- _TRECHO SELECIONADO_:
□ □ □ □ □

Tutty Moreno em ação, cores e ritmos...

Rodolfo Stroeter, cumplicidade musical e pensamento...

E Hélio Alves, nosso fabuloso solista.

Com este trio os planos vão até 2013, numa tour européia já marcada para abril. Muito bom trabalhar com músicos criativos, ainda mais quando há cumplicidade, admiração e amizade. Boba é uma amiga minha, estrela da canção, que demitiu seu pianista, por ele ter tido destaque demais na crítica de um show dela. "Meus" músicos (não sou dona de ninguém, isso é maneira de dizer) aparecem tanto ou mais que eu, e eu acho ótimo!


sexta-feira, outubro 14, 2011

Justiça


Todo meu apoio às passeatas anticorrupção que estão acontecendo aos poucos pelo país. O mundo todo, na verdade, se move, e cada um com seus problemas: a Primavera Árabe, que deu certo em alguns países e em outros não; os protestos nas praças da Espanha e da Grécia contra a política econômica; os indignados da Itália, com seu premier que só lhes traz vergonha; os protestos da segunda geração de imigrantes na França; o povo que está ocupando Wall Street, em Nova York, gritando contra o capitalismo selvagem. E em Londres a coisa saiu das medidas e virou vandalismo puro. Como na canção do Chico, "cidadãos inteiramente loucos, com carradas de razão".

□ □ □ □ □

Registros de caixas rotuladas
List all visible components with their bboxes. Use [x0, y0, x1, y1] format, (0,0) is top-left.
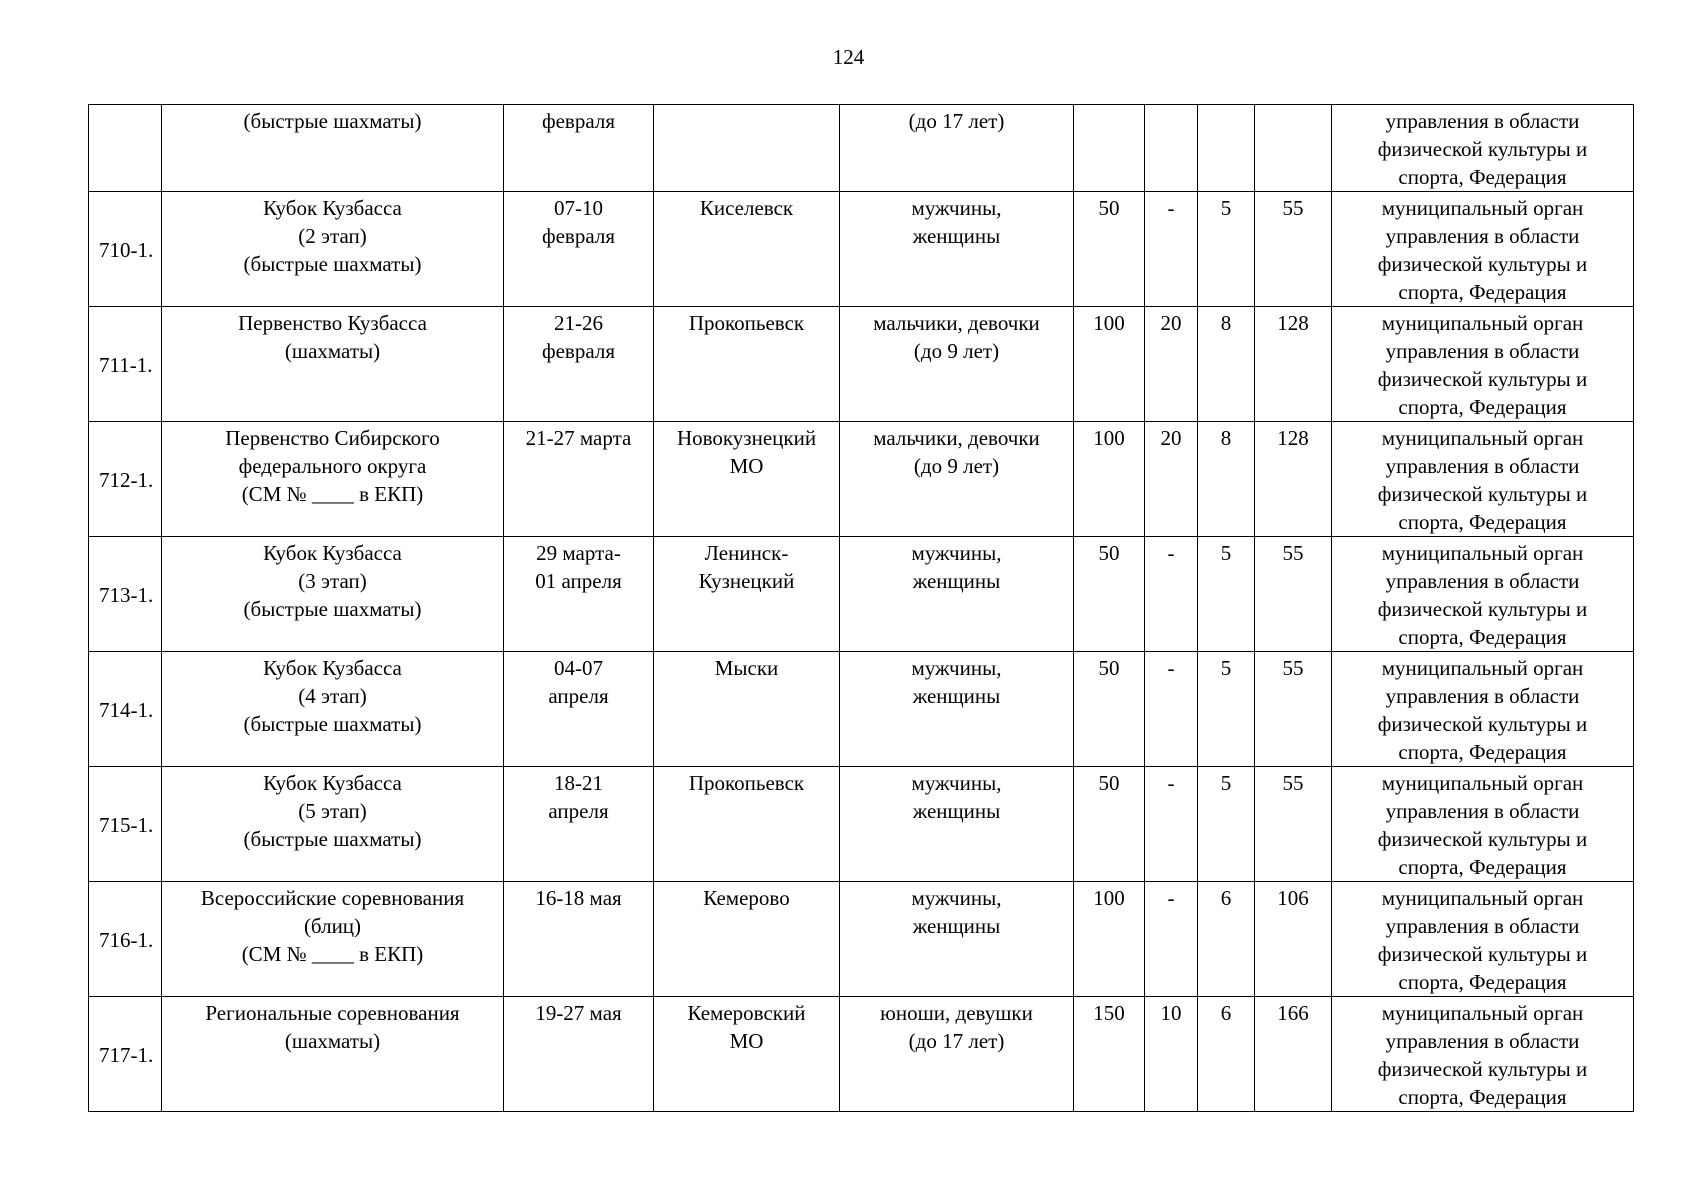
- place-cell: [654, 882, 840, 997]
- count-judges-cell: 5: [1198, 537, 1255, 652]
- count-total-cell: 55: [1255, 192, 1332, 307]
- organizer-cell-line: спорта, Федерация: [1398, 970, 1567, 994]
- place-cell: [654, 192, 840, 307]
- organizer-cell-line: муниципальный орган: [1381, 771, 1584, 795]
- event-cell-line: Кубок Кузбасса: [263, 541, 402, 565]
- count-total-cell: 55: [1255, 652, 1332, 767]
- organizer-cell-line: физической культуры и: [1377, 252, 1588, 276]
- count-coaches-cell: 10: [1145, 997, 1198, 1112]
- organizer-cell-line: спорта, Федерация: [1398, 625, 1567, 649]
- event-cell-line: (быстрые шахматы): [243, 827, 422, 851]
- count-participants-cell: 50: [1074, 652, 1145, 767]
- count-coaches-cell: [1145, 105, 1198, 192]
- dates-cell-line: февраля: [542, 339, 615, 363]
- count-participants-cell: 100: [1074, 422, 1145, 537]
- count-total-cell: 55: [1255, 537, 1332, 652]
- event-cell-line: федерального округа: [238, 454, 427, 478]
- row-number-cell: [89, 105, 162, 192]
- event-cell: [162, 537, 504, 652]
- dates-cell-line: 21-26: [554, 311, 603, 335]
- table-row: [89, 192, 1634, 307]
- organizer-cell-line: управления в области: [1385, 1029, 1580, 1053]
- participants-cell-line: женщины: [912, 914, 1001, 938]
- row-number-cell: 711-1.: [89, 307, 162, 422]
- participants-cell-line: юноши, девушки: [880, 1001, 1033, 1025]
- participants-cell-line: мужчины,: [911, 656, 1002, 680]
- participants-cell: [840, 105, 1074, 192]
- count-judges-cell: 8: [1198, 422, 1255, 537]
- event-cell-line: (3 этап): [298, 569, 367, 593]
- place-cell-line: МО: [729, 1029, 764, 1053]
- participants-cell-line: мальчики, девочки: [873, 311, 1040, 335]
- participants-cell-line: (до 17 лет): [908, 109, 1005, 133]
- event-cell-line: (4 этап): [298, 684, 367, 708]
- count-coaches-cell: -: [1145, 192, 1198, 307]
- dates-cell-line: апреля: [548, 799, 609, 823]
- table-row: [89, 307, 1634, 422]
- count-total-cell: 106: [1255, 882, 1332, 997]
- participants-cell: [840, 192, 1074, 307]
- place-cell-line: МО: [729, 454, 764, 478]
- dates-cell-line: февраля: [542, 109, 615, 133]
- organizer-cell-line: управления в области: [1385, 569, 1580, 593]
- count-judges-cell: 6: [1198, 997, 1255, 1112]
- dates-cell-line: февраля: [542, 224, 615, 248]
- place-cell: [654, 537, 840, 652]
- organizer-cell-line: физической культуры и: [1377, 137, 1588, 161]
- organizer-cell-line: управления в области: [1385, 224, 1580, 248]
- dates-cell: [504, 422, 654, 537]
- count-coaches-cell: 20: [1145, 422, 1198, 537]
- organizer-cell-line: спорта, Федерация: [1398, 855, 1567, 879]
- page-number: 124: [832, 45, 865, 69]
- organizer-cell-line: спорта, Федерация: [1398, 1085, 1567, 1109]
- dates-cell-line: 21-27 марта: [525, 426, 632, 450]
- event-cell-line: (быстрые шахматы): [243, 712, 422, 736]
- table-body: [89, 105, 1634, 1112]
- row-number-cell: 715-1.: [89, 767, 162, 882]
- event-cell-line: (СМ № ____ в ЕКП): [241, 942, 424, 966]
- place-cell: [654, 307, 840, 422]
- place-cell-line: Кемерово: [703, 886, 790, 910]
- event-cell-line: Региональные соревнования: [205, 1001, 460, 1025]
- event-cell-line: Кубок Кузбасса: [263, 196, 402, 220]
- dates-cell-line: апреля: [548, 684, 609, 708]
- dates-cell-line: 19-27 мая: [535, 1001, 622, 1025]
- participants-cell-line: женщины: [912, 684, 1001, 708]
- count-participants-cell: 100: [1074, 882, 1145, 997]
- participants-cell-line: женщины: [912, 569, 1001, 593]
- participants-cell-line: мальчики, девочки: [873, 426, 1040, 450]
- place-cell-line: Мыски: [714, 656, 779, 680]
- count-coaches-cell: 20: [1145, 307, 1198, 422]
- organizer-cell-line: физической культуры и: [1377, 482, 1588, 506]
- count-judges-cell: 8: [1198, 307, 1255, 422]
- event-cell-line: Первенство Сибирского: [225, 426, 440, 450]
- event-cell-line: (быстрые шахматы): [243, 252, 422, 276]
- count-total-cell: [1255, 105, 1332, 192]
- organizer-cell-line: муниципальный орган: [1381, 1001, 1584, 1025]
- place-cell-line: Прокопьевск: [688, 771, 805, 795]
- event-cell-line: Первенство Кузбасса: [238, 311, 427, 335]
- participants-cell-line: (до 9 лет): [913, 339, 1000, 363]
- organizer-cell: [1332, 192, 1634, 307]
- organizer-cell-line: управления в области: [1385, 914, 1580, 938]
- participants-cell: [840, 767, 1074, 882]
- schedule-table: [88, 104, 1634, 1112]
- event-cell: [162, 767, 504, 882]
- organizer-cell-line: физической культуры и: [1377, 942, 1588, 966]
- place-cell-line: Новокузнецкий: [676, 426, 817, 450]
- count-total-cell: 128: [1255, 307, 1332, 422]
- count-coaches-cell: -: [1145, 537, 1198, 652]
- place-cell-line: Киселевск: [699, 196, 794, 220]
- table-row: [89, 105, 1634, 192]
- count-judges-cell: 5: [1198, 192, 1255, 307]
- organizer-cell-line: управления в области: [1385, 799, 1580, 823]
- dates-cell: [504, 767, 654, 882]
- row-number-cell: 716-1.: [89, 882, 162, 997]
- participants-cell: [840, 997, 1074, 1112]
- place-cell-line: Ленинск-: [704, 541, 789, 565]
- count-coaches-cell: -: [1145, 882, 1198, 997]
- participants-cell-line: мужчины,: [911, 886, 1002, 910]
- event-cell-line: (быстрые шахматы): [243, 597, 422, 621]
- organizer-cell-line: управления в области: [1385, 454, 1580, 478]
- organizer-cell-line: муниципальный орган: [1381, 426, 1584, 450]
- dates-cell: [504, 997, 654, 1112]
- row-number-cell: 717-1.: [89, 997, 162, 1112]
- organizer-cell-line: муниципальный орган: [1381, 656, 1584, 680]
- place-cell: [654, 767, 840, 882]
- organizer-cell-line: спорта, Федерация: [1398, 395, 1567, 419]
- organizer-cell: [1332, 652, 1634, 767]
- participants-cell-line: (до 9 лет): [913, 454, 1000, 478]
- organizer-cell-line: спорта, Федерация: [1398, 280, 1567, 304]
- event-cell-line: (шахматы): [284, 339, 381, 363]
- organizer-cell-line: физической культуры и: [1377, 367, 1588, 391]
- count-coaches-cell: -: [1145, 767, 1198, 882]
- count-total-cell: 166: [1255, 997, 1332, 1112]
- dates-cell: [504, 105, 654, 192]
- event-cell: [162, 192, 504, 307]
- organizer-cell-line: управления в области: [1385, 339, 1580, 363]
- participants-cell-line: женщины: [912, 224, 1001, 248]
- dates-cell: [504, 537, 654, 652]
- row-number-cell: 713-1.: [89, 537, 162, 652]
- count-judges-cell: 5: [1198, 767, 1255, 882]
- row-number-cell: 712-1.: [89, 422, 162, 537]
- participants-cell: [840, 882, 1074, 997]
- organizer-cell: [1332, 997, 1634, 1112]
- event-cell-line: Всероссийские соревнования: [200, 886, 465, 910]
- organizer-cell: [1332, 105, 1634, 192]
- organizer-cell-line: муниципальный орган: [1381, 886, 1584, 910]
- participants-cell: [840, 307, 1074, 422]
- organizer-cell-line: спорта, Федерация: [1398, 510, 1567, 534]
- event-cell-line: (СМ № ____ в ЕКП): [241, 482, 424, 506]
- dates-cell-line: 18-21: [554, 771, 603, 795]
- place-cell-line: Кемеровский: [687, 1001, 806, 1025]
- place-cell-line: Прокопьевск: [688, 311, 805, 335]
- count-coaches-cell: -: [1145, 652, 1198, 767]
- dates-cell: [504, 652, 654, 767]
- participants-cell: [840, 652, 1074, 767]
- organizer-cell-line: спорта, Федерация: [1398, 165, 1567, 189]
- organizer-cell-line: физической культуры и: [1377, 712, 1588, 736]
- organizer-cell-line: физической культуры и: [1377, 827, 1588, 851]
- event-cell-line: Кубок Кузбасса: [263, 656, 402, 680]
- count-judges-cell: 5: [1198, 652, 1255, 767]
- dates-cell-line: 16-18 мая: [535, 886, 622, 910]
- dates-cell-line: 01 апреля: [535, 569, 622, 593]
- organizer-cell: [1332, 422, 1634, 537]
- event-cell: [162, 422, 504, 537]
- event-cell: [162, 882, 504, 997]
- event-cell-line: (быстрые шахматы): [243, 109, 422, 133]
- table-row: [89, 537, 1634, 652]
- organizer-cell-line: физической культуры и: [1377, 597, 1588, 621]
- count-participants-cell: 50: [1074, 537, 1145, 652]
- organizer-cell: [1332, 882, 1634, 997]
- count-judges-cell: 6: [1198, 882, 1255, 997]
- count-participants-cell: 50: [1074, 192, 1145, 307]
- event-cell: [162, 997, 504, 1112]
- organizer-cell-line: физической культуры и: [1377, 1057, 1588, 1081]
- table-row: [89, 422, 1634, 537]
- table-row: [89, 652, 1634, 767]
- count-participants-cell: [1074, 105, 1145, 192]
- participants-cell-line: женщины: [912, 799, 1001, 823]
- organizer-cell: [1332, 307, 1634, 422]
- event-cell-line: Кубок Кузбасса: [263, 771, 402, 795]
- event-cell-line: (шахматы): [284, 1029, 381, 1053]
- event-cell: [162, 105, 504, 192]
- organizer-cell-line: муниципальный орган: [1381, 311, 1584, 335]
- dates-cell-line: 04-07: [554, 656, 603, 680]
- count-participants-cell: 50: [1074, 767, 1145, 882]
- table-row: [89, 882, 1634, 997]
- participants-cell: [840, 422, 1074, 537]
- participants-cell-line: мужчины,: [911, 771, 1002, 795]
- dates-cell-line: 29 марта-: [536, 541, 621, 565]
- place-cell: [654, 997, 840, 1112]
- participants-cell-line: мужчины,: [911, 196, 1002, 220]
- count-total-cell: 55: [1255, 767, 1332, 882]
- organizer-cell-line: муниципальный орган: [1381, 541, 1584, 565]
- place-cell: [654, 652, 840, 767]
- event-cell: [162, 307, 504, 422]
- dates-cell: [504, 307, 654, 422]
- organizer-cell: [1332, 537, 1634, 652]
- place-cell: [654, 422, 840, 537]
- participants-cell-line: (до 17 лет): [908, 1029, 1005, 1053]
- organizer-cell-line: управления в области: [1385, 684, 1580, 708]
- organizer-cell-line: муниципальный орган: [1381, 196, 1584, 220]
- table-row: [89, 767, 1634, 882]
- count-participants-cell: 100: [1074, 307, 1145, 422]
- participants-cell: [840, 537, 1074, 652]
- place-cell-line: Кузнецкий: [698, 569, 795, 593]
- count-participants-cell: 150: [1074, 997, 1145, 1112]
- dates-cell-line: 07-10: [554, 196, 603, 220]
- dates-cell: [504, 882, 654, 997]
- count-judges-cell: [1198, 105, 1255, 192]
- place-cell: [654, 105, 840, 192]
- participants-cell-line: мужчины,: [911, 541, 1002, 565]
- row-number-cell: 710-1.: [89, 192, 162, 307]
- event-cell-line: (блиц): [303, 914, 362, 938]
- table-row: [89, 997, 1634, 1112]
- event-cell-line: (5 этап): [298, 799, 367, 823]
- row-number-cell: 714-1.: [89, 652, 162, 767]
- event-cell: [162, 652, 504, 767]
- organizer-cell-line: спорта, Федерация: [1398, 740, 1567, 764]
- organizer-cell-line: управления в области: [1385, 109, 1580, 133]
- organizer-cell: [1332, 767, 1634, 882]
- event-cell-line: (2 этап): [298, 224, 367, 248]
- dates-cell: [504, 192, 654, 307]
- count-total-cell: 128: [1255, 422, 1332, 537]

□ □ □ □ □

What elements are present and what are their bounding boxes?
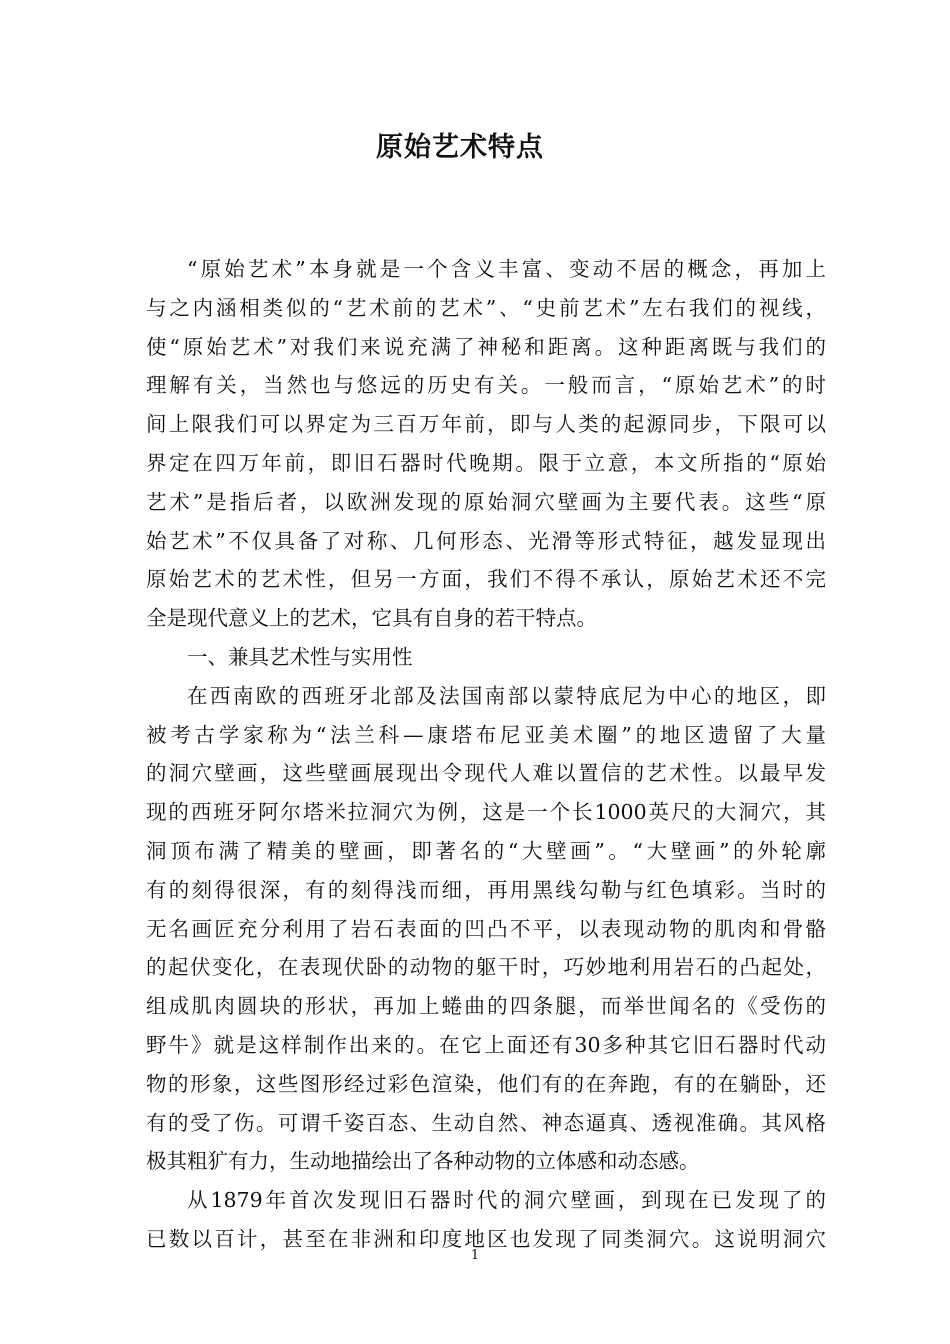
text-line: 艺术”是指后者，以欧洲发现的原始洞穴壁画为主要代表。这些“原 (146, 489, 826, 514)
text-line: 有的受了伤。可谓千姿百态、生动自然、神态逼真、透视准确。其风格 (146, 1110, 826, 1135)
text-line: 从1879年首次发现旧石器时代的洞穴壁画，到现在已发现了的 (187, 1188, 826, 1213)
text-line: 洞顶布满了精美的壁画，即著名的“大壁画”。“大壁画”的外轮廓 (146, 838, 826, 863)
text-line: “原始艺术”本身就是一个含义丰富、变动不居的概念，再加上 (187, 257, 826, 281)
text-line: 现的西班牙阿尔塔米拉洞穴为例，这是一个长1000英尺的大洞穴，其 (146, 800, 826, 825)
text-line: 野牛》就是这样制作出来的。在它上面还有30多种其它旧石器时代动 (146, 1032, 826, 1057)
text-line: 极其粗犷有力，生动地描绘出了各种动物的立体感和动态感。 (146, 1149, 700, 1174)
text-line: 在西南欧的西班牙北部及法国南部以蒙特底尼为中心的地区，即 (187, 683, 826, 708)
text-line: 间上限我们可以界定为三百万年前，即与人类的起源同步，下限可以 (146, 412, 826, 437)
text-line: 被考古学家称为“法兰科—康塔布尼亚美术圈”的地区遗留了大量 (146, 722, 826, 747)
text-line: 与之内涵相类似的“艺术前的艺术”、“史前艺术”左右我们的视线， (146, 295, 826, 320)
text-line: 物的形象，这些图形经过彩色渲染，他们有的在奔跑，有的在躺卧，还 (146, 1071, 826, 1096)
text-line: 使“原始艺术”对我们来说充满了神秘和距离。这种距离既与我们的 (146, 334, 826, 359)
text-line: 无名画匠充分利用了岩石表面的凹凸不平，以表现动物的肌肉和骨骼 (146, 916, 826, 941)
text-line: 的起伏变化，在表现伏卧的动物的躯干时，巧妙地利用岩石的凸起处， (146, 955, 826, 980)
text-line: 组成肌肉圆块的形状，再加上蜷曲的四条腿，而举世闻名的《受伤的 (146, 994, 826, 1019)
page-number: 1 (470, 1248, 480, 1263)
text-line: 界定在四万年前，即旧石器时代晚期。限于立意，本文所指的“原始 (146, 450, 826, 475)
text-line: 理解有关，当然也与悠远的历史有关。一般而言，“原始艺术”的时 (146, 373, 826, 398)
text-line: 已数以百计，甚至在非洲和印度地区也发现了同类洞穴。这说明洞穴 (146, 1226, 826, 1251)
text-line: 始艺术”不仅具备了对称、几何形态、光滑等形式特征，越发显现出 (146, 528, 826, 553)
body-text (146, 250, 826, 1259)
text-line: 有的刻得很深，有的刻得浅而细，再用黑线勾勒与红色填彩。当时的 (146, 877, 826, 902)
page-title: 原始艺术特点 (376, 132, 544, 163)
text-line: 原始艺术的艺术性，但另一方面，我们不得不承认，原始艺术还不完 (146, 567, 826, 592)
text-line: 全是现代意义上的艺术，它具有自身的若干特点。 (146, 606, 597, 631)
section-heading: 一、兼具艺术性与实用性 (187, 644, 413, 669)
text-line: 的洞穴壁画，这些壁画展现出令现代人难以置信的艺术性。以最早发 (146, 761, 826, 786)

□ □ □ □ □

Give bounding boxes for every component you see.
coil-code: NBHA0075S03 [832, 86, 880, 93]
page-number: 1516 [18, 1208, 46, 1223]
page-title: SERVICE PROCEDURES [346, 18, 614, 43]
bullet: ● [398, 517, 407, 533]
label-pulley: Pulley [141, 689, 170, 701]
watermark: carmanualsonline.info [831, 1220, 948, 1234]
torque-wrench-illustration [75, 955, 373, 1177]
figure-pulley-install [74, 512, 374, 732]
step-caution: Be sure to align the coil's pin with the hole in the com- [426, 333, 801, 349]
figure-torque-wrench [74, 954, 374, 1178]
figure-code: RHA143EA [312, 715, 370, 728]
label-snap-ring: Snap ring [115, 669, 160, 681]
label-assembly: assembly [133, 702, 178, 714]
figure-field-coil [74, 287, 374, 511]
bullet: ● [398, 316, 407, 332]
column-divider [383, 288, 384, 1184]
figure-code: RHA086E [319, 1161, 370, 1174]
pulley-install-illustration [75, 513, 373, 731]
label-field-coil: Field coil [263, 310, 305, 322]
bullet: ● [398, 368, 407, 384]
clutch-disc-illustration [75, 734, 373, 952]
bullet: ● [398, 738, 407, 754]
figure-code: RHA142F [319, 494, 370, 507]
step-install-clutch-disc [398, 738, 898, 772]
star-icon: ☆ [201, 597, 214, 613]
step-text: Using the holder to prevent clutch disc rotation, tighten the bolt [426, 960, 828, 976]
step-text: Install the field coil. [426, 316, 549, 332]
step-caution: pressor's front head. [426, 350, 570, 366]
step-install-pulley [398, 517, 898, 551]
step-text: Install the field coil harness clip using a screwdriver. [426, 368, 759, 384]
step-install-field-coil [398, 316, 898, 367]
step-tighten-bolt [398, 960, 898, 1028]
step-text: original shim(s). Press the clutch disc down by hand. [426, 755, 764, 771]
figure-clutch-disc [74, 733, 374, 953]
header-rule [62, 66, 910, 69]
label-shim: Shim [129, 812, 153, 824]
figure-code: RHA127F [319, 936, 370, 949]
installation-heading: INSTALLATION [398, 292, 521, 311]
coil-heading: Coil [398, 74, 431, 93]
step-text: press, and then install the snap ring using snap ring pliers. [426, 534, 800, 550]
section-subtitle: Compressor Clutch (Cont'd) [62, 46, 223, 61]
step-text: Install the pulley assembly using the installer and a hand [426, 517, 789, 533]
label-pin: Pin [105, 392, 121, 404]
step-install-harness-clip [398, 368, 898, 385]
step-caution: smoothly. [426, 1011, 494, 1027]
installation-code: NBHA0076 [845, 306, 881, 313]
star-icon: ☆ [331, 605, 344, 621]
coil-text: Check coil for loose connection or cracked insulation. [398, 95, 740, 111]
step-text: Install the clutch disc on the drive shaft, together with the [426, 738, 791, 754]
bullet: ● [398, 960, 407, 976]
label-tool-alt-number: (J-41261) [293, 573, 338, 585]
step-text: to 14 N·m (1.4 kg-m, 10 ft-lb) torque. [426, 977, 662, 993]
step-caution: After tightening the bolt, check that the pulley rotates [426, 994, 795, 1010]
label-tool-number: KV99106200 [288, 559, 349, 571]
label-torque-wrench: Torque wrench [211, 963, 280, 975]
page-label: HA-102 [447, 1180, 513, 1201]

□ □ □ □ □

- _TRABALHO SOLICITADO_:
• 1. Responda com base no trecho selecionado:
(a) Até que ano vão os planos com o trio?
(b) Em que mês está marcada a turnê europeia?
(c) Em que cidade os protestos viraram vandalismo puro?
• 2. Imprima sem alterações as linhas das entradas, começando pela linha que contém "489, 826, 514)" e seguindo até a linha que contém "page-number: 1 (470, 1248, 480, 1263)", ambas incluídas.

- _RESPOSTAS DOS EXERCÍCIOS_:
• 1.
(a) Até 2013.
(b) Em abril.
(c) Em Londres.

• 2.
text-line: 艺术”是指后者，以欧洲发现的原始洞穴壁画为主要代表。这些“原 (146, 489, 826, 514)
text-line: 有的受了伤。可谓千姿百态、生动自然、神态逼真、透视准确。其风格 (146, 1110, 826, 1135)
text-line: 从1879年首次发现旧石器时代的洞穴壁画，到现在已发现了的 (187, 1188, 826, 1213)
text-line: 洞顶布满了精美的壁画，即著名的“大壁画”。“大壁画”的外轮廓 (146, 838, 826, 863)
text-line: “原始艺术”本身就是一个含义丰富、变动不居的概念，再加上 (187, 257, 826, 281)
text-line: 现的西班牙阿尔塔米拉洞穴为例，这是一个长1000英尺的大洞穴，其 (146, 800, 826, 825)
text-line: 野牛》就是这样制作出来的。在它上面还有30多种其它旧石器时代动 (146, 1032, 826, 1057)
text-line: 极其粗犷有力，生动地描绘出了各种动物的立体感和动态感。 (146, 1149, 700, 1174)
text-line: 在西南欧的西班牙北部及法国南部以蒙特底尼为中心的地区，即 (187, 683, 826, 708)
text-line: 间上限我们可以界定为三百万年前，即与人类的起源同步，下限可以 (146, 412, 826, 437)
text-line: 被考古学家称为“法兰科—康塔布尼亚美术圈”的地区遗留了大量 (146, 722, 826, 747)
text-line: 与之内涵相类似的“艺术前的艺术”、“史前艺术”左右我们的视线， (146, 295, 826, 320)
text-line: 物的形象，这些图形经过彩色渲染，他们有的在奔跑，有的在躺卧，还 (146, 1071, 826, 1096)
text-line: 使“原始艺术”对我们来说充满了神秘和距离。这种距离既与我们的 (146, 334, 826, 359)
text-line: 无名画匠充分利用了岩石表面的凹凸不平，以表现动物的肌肉和骨骼 (146, 916, 826, 941)
text-line: 的起伏变化，在表现伏卧的动物的躯干时，巧妙地利用岩石的凸起处， (146, 955, 826, 980)
text-line: 组成肌肉圆块的形状，再加上蜷曲的四条腿，而举世闻名的《受伤的 (146, 994, 826, 1019)
page-number: 1 (470, 1248, 480, 1263)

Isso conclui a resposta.